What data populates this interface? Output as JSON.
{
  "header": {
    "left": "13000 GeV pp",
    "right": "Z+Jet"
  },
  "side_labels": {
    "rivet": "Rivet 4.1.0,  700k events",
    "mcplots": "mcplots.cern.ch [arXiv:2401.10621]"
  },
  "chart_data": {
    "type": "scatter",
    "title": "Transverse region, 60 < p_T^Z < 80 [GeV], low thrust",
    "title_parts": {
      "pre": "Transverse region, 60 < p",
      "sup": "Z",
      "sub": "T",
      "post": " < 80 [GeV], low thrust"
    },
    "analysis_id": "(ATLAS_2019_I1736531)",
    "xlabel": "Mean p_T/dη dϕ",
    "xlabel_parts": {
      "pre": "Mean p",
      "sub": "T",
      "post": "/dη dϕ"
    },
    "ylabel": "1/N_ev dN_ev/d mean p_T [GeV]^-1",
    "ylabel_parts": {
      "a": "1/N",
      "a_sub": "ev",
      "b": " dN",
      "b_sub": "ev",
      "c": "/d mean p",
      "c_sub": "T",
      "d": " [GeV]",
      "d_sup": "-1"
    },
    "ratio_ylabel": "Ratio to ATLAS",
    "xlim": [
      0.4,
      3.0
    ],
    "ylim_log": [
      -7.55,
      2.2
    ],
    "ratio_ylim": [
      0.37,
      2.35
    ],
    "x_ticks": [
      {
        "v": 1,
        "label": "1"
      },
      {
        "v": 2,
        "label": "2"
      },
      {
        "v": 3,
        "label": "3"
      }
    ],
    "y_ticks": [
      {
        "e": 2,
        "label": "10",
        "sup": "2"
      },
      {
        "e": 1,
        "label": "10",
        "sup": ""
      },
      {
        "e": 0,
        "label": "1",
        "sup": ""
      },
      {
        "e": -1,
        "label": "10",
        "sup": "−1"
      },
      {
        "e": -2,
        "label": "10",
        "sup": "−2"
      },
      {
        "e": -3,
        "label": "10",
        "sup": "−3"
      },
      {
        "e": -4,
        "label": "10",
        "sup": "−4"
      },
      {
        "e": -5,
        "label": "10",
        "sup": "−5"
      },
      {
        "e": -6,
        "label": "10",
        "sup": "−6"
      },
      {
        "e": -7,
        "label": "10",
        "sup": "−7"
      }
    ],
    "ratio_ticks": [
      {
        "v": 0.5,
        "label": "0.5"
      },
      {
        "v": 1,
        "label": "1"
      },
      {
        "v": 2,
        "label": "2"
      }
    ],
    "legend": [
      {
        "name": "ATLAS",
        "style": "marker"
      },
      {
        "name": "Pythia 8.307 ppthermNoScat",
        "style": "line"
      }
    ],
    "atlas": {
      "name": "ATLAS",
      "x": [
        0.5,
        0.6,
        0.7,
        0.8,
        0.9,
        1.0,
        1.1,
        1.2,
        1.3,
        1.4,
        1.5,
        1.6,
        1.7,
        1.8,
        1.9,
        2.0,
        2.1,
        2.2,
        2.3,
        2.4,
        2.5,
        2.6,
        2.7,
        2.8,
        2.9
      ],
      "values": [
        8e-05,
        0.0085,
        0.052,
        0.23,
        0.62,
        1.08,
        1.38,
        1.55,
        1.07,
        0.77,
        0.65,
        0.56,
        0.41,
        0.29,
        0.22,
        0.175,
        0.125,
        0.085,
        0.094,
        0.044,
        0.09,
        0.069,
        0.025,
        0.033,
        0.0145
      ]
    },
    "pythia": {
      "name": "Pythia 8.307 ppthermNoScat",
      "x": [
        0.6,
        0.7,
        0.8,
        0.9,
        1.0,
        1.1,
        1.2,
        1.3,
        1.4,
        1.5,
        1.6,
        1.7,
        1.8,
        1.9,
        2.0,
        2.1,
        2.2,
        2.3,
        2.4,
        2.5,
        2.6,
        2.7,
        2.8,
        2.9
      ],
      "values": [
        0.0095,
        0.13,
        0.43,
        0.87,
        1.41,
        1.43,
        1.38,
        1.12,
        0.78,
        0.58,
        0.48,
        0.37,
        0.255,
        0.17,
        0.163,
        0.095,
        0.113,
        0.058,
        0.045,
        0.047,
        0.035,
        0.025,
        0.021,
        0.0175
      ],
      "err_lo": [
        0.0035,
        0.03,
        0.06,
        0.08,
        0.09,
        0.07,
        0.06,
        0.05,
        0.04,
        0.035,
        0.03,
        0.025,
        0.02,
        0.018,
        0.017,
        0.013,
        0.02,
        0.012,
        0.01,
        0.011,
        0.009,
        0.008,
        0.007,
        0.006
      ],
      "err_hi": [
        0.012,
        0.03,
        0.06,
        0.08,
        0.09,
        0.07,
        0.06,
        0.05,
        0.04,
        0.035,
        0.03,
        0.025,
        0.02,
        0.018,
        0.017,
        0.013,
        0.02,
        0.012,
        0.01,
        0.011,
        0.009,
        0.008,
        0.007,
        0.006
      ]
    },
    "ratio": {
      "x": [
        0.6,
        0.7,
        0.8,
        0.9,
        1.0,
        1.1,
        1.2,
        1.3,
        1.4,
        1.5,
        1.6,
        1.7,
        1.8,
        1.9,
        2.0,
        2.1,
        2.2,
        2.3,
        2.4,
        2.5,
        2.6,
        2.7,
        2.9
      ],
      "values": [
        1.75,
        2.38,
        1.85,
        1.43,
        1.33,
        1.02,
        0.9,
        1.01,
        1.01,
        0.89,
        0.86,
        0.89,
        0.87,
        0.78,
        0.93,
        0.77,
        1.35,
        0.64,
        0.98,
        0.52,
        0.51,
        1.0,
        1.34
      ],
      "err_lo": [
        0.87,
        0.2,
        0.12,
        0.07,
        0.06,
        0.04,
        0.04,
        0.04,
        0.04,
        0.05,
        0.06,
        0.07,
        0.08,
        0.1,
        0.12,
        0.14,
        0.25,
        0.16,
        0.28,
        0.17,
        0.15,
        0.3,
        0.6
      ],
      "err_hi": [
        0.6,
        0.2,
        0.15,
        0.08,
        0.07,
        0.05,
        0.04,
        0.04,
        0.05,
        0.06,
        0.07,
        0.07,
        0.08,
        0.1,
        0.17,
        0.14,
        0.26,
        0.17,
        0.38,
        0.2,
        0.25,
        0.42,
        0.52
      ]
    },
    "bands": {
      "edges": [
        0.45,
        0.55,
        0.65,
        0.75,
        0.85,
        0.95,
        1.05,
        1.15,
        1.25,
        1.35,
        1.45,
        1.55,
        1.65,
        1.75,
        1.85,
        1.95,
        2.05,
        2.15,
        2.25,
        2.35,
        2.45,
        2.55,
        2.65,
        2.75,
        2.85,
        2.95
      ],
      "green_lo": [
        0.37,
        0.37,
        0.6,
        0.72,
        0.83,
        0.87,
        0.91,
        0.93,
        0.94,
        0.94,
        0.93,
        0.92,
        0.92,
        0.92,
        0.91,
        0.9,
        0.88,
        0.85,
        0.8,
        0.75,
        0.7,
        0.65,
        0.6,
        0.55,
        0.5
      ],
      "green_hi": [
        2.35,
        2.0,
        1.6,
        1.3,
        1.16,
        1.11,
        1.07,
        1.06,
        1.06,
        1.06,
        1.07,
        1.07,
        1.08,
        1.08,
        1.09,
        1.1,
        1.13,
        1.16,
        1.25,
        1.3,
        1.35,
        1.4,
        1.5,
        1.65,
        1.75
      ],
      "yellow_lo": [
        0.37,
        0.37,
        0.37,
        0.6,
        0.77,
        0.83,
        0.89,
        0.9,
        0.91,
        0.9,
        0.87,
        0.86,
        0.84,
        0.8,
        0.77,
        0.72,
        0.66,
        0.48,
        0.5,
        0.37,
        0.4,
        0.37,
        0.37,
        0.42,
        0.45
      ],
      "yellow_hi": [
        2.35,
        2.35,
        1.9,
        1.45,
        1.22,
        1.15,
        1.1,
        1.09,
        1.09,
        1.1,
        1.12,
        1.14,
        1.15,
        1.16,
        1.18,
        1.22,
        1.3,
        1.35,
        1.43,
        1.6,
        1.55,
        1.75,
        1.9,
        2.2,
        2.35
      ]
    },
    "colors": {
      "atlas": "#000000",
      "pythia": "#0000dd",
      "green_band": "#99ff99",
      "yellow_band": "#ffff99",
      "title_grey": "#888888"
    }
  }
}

■ **EXERCISE DIRECTIONS**: Show all lines from the data above in which the word "thrust" appears.

■ **ANSWER TO THE PROBLEM**:
    "title": "Transverse region, 60 < p_T^Z < 80 [GeV], low thrust",
      "post": " < 80 [GeV], low thrust"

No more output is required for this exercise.